▼▼▼

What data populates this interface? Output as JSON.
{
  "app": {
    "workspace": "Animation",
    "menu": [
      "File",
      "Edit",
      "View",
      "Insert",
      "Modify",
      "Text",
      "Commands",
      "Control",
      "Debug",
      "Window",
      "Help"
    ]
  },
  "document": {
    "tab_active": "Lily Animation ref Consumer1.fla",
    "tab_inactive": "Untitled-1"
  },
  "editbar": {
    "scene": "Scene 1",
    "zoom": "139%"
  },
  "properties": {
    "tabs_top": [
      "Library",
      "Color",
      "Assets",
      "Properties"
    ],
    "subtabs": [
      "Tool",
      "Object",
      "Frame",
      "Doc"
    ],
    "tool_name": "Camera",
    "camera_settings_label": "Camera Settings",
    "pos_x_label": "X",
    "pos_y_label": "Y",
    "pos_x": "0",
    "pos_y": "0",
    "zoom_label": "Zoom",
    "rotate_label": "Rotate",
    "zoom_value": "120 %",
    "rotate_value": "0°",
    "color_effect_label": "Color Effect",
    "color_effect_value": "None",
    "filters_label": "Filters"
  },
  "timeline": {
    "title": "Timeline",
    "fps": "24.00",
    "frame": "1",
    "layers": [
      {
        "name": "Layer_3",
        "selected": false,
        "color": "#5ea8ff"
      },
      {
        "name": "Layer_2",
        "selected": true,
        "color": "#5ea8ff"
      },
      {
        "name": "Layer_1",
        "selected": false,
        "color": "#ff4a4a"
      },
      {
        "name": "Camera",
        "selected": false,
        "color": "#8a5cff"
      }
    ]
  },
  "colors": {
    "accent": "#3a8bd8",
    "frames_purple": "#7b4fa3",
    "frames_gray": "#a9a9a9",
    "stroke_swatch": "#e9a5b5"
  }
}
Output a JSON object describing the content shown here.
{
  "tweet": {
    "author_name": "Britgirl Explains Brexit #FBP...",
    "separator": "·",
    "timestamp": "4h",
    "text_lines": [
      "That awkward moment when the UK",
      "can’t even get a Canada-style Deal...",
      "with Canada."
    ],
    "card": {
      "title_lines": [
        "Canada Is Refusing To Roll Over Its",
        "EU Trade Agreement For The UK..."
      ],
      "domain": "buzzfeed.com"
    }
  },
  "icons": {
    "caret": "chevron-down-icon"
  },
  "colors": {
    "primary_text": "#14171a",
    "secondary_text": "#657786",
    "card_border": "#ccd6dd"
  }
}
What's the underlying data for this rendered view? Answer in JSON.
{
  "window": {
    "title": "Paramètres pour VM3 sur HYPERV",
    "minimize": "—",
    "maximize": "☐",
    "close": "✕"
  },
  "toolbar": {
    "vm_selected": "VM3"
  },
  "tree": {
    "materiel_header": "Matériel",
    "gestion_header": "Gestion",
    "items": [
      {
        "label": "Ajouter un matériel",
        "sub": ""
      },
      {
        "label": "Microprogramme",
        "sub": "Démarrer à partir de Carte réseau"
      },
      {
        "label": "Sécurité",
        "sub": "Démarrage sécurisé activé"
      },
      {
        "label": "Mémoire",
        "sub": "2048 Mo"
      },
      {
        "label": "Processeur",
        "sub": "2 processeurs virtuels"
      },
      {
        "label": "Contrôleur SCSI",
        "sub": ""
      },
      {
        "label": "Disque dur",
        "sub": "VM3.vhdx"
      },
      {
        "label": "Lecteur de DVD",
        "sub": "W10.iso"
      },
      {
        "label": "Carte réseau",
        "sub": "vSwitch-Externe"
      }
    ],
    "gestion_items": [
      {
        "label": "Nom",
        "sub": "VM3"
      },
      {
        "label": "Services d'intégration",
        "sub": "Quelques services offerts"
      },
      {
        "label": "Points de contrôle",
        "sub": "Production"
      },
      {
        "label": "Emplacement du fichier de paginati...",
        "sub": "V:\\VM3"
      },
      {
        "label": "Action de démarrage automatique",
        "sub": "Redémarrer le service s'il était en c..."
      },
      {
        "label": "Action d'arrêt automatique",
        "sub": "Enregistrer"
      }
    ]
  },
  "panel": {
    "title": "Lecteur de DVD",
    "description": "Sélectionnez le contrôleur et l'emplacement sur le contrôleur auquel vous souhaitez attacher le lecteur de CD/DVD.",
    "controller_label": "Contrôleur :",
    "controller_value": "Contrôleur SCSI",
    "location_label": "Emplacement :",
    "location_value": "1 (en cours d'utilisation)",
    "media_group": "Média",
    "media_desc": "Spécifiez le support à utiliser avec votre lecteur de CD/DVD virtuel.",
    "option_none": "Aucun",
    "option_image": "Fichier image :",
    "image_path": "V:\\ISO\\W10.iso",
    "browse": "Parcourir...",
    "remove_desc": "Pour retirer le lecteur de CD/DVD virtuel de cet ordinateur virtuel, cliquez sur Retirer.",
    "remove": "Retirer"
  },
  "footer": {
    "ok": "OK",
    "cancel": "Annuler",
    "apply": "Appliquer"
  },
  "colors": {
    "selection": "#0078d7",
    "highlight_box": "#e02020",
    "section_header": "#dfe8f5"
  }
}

▲▲▲

## Job
Scan the records above for the string "Camera", then select every line that holds it.

## Answer in full
    "tool_name": "Camera",
    "camera_settings_label": "Camera Settings",
        "name": "Camera",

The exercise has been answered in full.